§ Input:
□ □ □ □ □

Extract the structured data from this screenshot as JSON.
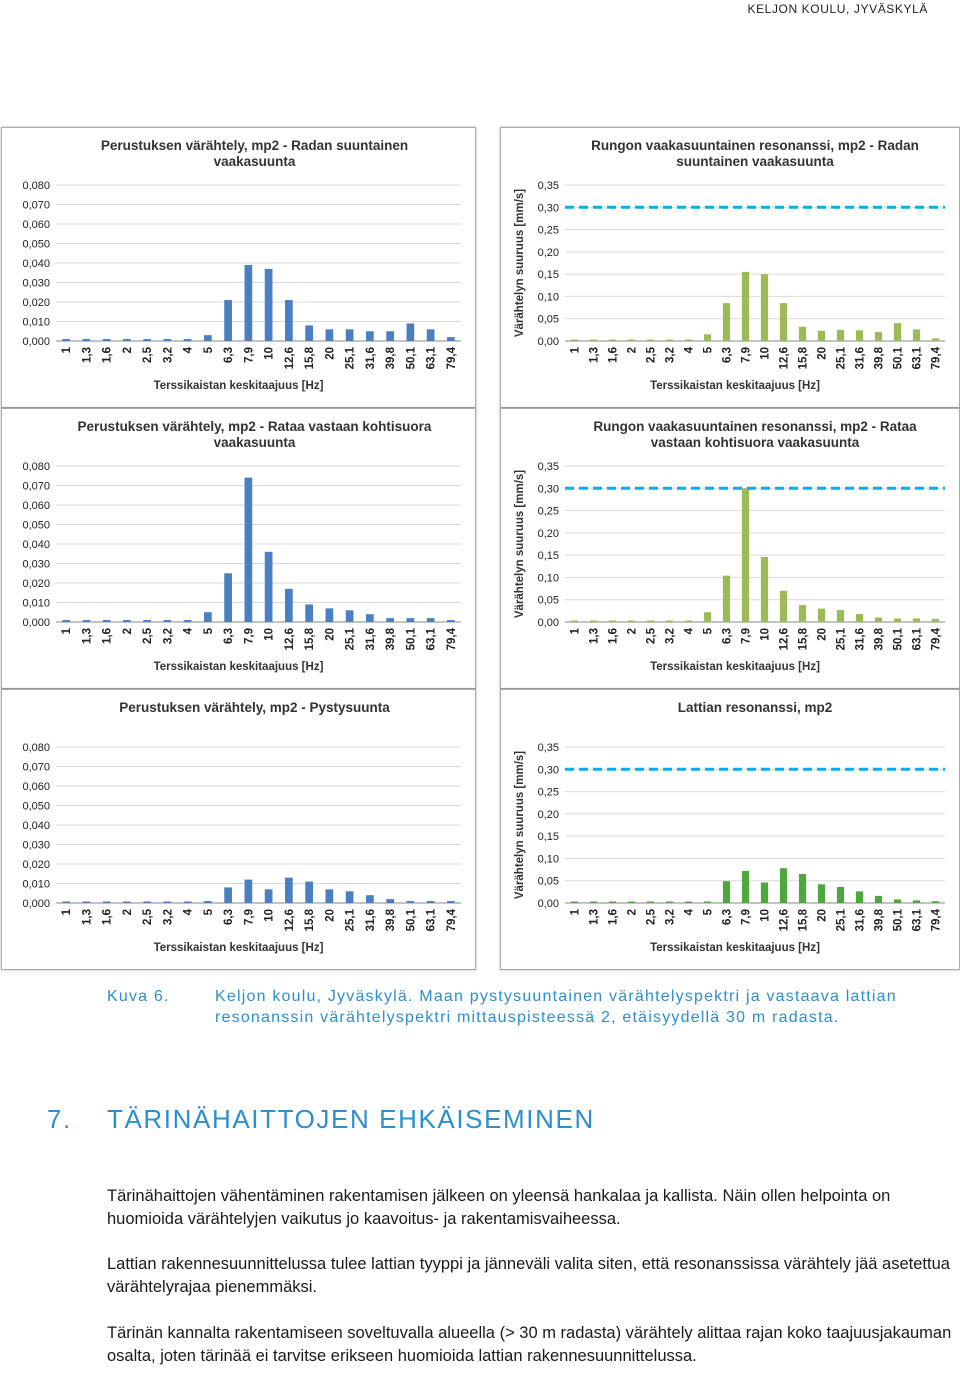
{
  "header": {
    "text": "KELJON KOULU, JYVÄSKYLÄ"
  },
  "charts": [
    {
      "title": [
        "Perustuksen värähtely, mp2 - Radan suuntainen",
        "vaakasuunta"
      ],
      "xlabel": "Terssikaistan keskitaajuus [Hz]",
      "ylabel": "",
      "yticks": [
        "0,080",
        "0,070",
        "0,060",
        "0,050",
        "0,040",
        "0,030",
        "0,020",
        "0,010",
        "0,000"
      ],
      "ymax": 0.08,
      "bar_color": "#4a7fc1",
      "categories": [
        "1",
        "1,3",
        "1,6",
        "2",
        "2,5",
        "3,2",
        "4",
        "5",
        "6,3",
        "7,9",
        "10",
        "12,6",
        "15,8",
        "20",
        "25,1",
        "31,6",
        "39,8",
        "50,1",
        "63,1",
        "79,4"
      ],
      "values": [
        0.001,
        0.001,
        0.001,
        0.001,
        0.001,
        0.001,
        0.001,
        0.003,
        0.021,
        0.039,
        0.037,
        0.021,
        0.008,
        0.006,
        0.006,
        0.005,
        0.005,
        0.009,
        0.006,
        0.002
      ],
      "limit": null
    },
    {
      "title": [
        "Rungon vaakasuuntainen resonanssi, mp2 - Radan",
        "suuntainen vaakasuunta"
      ],
      "xlabel": "Terssikaistan keskitaajuus [Hz]",
      "ylabel": "Värähtelyn suuruus [mm/s]",
      "yticks": [
        "0,35",
        "0,30",
        "0,25",
        "0,20",
        "0,15",
        "0,10",
        "0,05",
        "0,00"
      ],
      "ymax": 0.35,
      "bar_color": "#9bbb59",
      "categories": [
        "1",
        "1,3",
        "1,6",
        "2",
        "2,5",
        "3,2",
        "4",
        "5",
        "6,3",
        "7,9",
        "10",
        "12,6",
        "15,8",
        "20",
        "25,1",
        "31,6",
        "39,8",
        "50,1",
        "63,1",
        "79,4"
      ],
      "values": [
        0.002,
        0.002,
        0.002,
        0.002,
        0.002,
        0.002,
        0.003,
        0.015,
        0.085,
        0.155,
        0.15,
        0.085,
        0.032,
        0.023,
        0.025,
        0.024,
        0.02,
        0.04,
        0.026,
        0.006
      ],
      "limit": 0.3,
      "limit_color": "#00b0f0"
    },
    {
      "title": [
        "Perustuksen värähtely, mp2 - Rataa vastaan kohtisuora",
        "vaakasuunta"
      ],
      "xlabel": "Terssikaistan keskitaajuus [Hz]",
      "ylabel": "",
      "yticks": [
        "0,080",
        "0,070",
        "0,060",
        "0,050",
        "0,040",
        "0,030",
        "0,020",
        "0,010",
        "0,000"
      ],
      "ymax": 0.08,
      "bar_color": "#4a7fc1",
      "categories": [
        "1",
        "1,3",
        "1,6",
        "2",
        "2,5",
        "3,2",
        "4",
        "5",
        "6,3",
        "7,9",
        "10",
        "12,6",
        "15,8",
        "20",
        "25,1",
        "31,6",
        "39,8",
        "50,1",
        "63,1",
        "79,4"
      ],
      "values": [
        0.001,
        0.001,
        0.001,
        0.001,
        0.001,
        0.001,
        0.001,
        0.005,
        0.025,
        0.074,
        0.036,
        0.017,
        0.009,
        0.007,
        0.006,
        0.004,
        0.002,
        0.002,
        0.002,
        0.001
      ],
      "limit": null
    },
    {
      "title": [
        "Rungon vaakasuuntainen resonanssi, mp2 - Rataa",
        "vastaan kohtisuora vaakasuunta"
      ],
      "xlabel": "Terssikaistan keskitaajuus [Hz]",
      "ylabel": "Värähtelyn suuruus [mm/s]",
      "yticks": [
        "0,35",
        "0,30",
        "0,25",
        "0,20",
        "0,15",
        "0,10",
        "0,05",
        "0,00"
      ],
      "ymax": 0.35,
      "bar_color": "#9bbb59",
      "categories": [
        "1",
        "1,3",
        "1,6",
        "2",
        "2,5",
        "3,2",
        "4",
        "5",
        "6,3",
        "7,9",
        "10",
        "12,6",
        "15,8",
        "20",
        "25,1",
        "31,6",
        "39,8",
        "50,1",
        "63,1",
        "79,4"
      ],
      "values": [
        0.002,
        0.002,
        0.002,
        0.002,
        0.002,
        0.002,
        0.002,
        0.022,
        0.104,
        0.3,
        0.146,
        0.07,
        0.038,
        0.03,
        0.027,
        0.018,
        0.01,
        0.008,
        0.008,
        0.007
      ],
      "limit": 0.3,
      "limit_color": "#00b0f0"
    },
    {
      "title": [
        "Perustuksen värähtely, mp2 - Pystysuunta"
      ],
      "xlabel": "Terssikaistan keskitaajuus [Hz]",
      "ylabel": "",
      "yticks": [
        "0,080",
        "0,070",
        "0,060",
        "0,050",
        "0,040",
        "0,030",
        "0,020",
        "0,010",
        "0,000"
      ],
      "ymax": 0.08,
      "bar_color": "#4a7fc1",
      "categories": [
        "1",
        "1,3",
        "1,6",
        "2",
        "2,5",
        "3,2",
        "4",
        "5",
        "6,3",
        "7,9",
        "10",
        "12,6",
        "15,8",
        "20",
        "25,1",
        "31,6",
        "39,8",
        "50,1",
        "63,1",
        "79,4"
      ],
      "values": [
        0.0005,
        0.0005,
        0.0005,
        0.0005,
        0.0005,
        0.0005,
        0.0005,
        0.001,
        0.008,
        0.012,
        0.007,
        0.013,
        0.011,
        0.007,
        0.006,
        0.004,
        0.002,
        0.001,
        0.001,
        0.001
      ],
      "limit": null
    },
    {
      "title": [
        "Lattian resonanssi, mp2"
      ],
      "xlabel": "Terssikaistan keskitaajuus [Hz]",
      "ylabel": "Värähtelyn suuruus [mm/s]",
      "yticks": [
        "0,35",
        "0,30",
        "0,25",
        "0,20",
        "0,15",
        "0,10",
        "0,05",
        "0,00"
      ],
      "ymax": 0.35,
      "bar_color": "#4fa83d",
      "categories": [
        "1",
        "1,3",
        "1,6",
        "2",
        "2,5",
        "3,2",
        "4",
        "5",
        "6,3",
        "7,9",
        "10",
        "12,6",
        "15,8",
        "20",
        "25,1",
        "31,6",
        "39,8",
        "50,1",
        "63,1",
        "79,4"
      ],
      "values": [
        0.001,
        0.002,
        0.001,
        0.001,
        0.001,
        0.001,
        0.001,
        0.002,
        0.049,
        0.072,
        0.046,
        0.078,
        0.065,
        0.042,
        0.036,
        0.026,
        0.016,
        0.008,
        0.006,
        0.004
      ],
      "limit": 0.3,
      "limit_color": "#00b0f0"
    }
  ],
  "caption": {
    "number": "Kuva 6.",
    "text": "Keljon koulu, Jyväskylä. Maan pystysuuntainen värähtelyspektri ja vastaava lattian resonanssin värähtelyspektri mittauspisteessä 2, etäisyydellä 30 m radasta."
  },
  "section": {
    "number": "7.",
    "title": "TÄRINÄHAITTOJEN EHKÄISEMINEN"
  },
  "paragraphs": [
    "Tärinähaittojen vähentäminen rakentamisen jälkeen on yleensä hankalaa ja kallista. Näin ollen helpointa on huomioida värähtelyjen vaikutus jo kaavoitus- ja rakentamisvaiheessa.",
    "Lattian rakennesuunnittelussa tulee lattian tyyppi ja jänneväli valita siten, että resonanssissa värähtely jää asetettua värähtelyrajaa pienemmäksi.",
    "Tärinän kannalta rakentamiseen soveltuvalla alueella (> 30 m radasta) värähtely alittaa rajan koko taajuusjakauman osalta, joten tärinää ei tarvitse erikseen huomioida lattian rakennesuunnittelussa."
  ]
}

□ □ □ □ □

Looking at the entries above, say how many lines contain the word "Rataa". Only the number is wanted.

§ The output: 2